**WHAT NEEDS TO BE DONE**
Reproduce every entry exactly and leave its pictures out.

-- Start of PROVIDED ENTRIES --

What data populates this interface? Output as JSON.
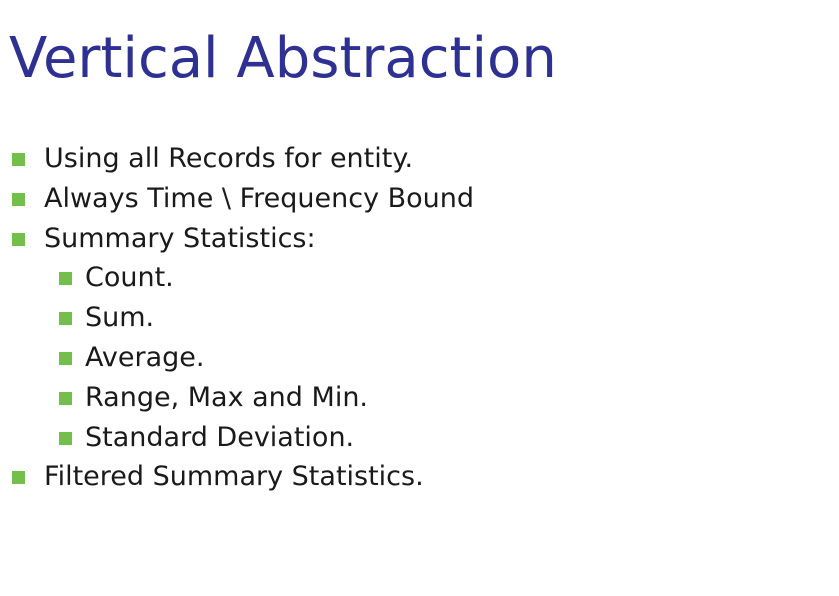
{
  "slide": {
    "title": "Vertical Abstraction",
    "colors": {
      "title": "#2e3192",
      "text": "#1a1a1a",
      "bullet": "#72bf4b"
    },
    "bullets": [
      {
        "level": 1,
        "text": "Using all Records for entity."
      },
      {
        "level": 1,
        "text": "Always Time \\ Frequency Bound"
      },
      {
        "level": 1,
        "text": "Summary Statistics:"
      },
      {
        "level": 2,
        "text": "Count."
      },
      {
        "level": 2,
        "text": "Sum."
      },
      {
        "level": 2,
        "text": "Average."
      },
      {
        "level": 2,
        "text": "Range, Max and Min."
      },
      {
        "level": 2,
        "text": "Standard Deviation."
      },
      {
        "level": 1,
        "text": "Filtered Summary Statistics."
      }
    ]
  }
}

-- End of PROVIDED ENTRIES --

**RIGHT ANSWER**
What data populates this interface? Output as JSON.
{
  "slide": {
    "title": "Vertical Abstraction",
    "colors": {
      "title": "#2e3192",
      "text": "#1a1a1a",
      "bullet": "#72bf4b"
    },
    "bullets": [
      {
        "level": 1,
        "text": "Using all Records for entity."
      },
      {
        "level": 1,
        "text": "Always Time \\ Frequency Bound"
      },
      {
        "level": 1,
        "text": "Summary Statistics:"
      },
      {
        "level": 2,
        "text": "Count."
      },
      {
        "level": 2,
        "text": "Sum."
      },
      {
        "level": 2,
        "text": "Average."
      },
      {
        "level": 2,
        "text": "Range, Max and Min."
      },
      {
        "level": 2,
        "text": "Standard Deviation."
      },
      {
        "level": 1,
        "text": "Filtered Summary Statistics."
      }
    ]
  }
}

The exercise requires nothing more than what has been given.